**EXERCISE DIRECTIONS:** Pick out every line with the word "JSON" and copy it.

**Data excerpts:**
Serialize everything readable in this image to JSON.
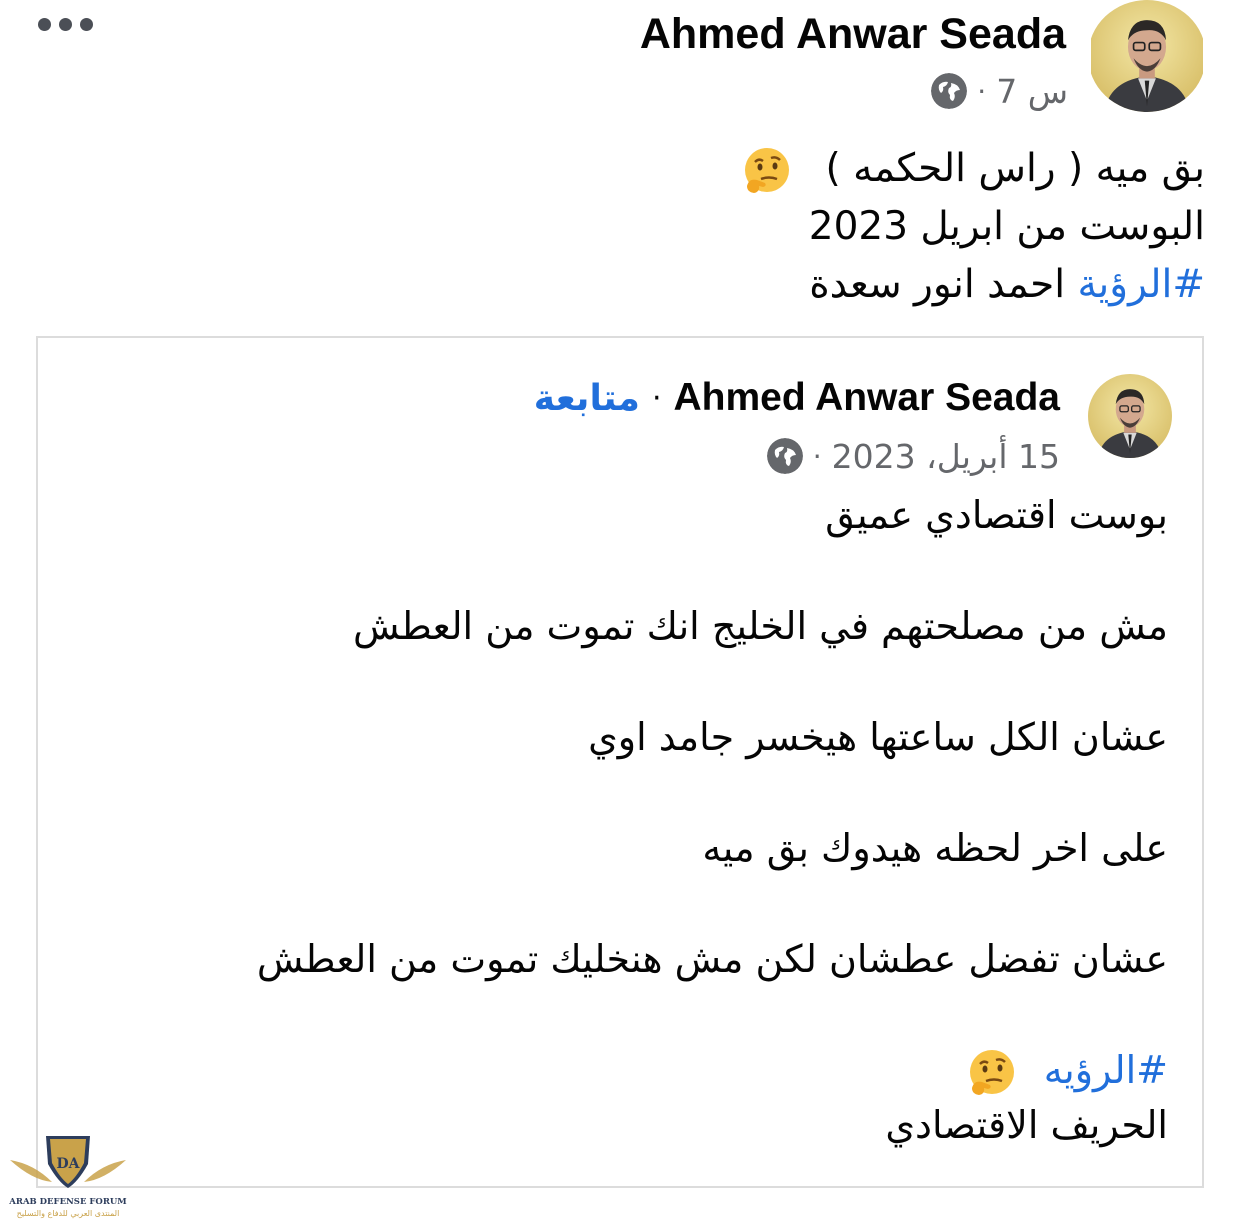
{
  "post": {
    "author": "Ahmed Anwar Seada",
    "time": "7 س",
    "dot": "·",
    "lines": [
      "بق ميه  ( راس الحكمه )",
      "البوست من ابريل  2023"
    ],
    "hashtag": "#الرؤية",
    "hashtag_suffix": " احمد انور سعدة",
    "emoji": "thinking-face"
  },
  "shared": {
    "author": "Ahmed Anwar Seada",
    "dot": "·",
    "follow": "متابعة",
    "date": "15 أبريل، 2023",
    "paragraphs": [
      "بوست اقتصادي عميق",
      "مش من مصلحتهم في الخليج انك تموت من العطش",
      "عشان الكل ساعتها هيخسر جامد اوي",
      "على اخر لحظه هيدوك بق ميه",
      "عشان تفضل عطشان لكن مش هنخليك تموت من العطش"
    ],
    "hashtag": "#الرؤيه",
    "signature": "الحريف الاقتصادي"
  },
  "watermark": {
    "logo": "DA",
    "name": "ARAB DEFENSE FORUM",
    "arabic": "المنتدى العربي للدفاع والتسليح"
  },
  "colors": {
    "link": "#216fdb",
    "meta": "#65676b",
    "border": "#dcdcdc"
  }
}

--

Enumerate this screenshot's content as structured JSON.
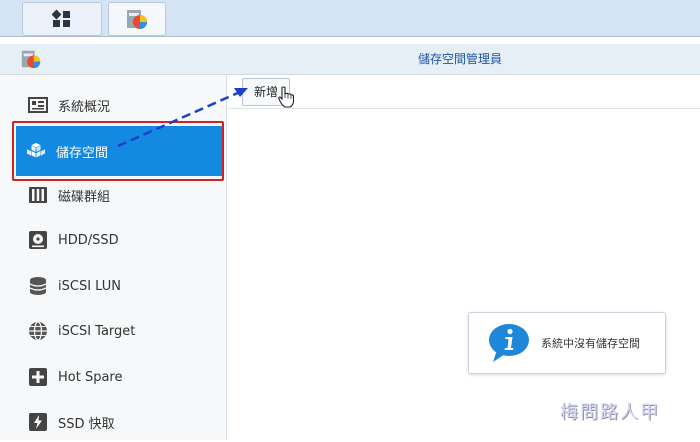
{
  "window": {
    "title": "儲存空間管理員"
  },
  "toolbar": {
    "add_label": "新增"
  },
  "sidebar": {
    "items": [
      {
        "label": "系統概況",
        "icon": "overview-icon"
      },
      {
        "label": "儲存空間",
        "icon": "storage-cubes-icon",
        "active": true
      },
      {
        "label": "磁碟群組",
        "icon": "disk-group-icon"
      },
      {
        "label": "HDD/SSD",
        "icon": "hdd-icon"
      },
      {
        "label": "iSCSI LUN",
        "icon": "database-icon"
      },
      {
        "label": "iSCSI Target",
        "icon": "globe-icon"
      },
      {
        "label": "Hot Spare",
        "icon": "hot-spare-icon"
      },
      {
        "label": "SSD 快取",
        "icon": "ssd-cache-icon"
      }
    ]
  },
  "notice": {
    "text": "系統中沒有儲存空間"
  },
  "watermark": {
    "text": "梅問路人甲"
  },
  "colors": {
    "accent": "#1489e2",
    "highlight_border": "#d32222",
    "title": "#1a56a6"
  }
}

**EXERCISE ANSWER:**
Serialize everything readable in this image to JSON.
Enumerate this screenshot's content as structured JSON.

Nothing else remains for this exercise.